[begin Data listing]

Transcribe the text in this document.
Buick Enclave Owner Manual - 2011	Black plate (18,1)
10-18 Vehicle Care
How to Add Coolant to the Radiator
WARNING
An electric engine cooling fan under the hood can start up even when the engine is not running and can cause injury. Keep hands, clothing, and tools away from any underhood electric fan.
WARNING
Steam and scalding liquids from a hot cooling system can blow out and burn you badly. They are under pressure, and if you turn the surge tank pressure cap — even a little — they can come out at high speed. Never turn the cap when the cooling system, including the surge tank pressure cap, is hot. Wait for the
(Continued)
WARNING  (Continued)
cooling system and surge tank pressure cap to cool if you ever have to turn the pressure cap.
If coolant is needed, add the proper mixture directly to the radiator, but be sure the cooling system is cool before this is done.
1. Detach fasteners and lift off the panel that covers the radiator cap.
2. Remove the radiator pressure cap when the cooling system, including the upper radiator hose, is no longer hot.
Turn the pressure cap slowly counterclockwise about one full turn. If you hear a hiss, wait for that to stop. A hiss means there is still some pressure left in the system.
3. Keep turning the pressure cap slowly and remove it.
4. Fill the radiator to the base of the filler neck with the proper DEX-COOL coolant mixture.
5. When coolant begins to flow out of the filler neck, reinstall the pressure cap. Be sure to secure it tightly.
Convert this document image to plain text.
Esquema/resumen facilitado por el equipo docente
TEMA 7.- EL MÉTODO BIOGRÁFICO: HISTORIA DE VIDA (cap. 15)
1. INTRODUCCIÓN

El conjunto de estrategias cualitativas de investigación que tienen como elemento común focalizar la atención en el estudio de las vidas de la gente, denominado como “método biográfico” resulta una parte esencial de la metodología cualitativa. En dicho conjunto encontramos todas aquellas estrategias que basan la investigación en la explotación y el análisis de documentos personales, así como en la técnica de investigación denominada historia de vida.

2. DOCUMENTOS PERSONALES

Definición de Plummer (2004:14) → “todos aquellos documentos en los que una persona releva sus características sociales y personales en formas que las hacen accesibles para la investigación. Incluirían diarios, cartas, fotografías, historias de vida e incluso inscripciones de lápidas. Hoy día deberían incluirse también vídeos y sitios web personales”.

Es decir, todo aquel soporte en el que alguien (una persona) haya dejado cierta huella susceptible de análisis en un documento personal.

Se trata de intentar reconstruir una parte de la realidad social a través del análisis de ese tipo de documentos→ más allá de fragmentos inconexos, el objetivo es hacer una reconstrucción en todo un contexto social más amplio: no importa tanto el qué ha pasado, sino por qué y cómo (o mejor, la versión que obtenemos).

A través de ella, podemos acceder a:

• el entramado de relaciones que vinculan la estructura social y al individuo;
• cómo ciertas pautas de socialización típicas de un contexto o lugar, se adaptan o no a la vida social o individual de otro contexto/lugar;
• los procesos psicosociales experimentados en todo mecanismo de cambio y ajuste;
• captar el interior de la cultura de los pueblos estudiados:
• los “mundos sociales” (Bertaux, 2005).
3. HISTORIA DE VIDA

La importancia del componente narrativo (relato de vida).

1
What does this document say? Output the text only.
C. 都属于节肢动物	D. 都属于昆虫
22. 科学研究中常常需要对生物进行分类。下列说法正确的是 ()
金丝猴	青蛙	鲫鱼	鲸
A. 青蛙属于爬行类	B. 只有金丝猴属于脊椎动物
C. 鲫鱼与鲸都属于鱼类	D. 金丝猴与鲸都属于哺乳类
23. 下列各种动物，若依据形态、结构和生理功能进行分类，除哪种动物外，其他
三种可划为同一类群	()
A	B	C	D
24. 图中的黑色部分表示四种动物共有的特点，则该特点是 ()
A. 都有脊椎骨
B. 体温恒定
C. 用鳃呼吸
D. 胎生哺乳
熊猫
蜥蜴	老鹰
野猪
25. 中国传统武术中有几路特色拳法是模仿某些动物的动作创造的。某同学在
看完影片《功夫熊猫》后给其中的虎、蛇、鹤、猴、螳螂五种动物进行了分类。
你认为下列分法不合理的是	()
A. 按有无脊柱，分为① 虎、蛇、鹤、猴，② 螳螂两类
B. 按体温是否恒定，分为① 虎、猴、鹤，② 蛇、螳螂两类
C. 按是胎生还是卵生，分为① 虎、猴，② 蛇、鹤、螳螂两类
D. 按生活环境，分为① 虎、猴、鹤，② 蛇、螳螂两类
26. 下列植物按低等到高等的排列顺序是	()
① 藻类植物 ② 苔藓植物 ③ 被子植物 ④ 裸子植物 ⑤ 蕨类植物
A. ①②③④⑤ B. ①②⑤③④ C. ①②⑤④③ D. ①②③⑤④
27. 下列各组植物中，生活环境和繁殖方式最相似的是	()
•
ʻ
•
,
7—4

[end Data listing]

## Exercise task
In the records above, locate every line with the string "that" and copy it.

## Written response
1. Detach fasteners and lift off the panel that covers the radiator cap.
Turn the pressure cap slowly counterclockwise about one full turn. If you hear a hiss, wait for that to stop. A hiss means there is still some pressure left in the system.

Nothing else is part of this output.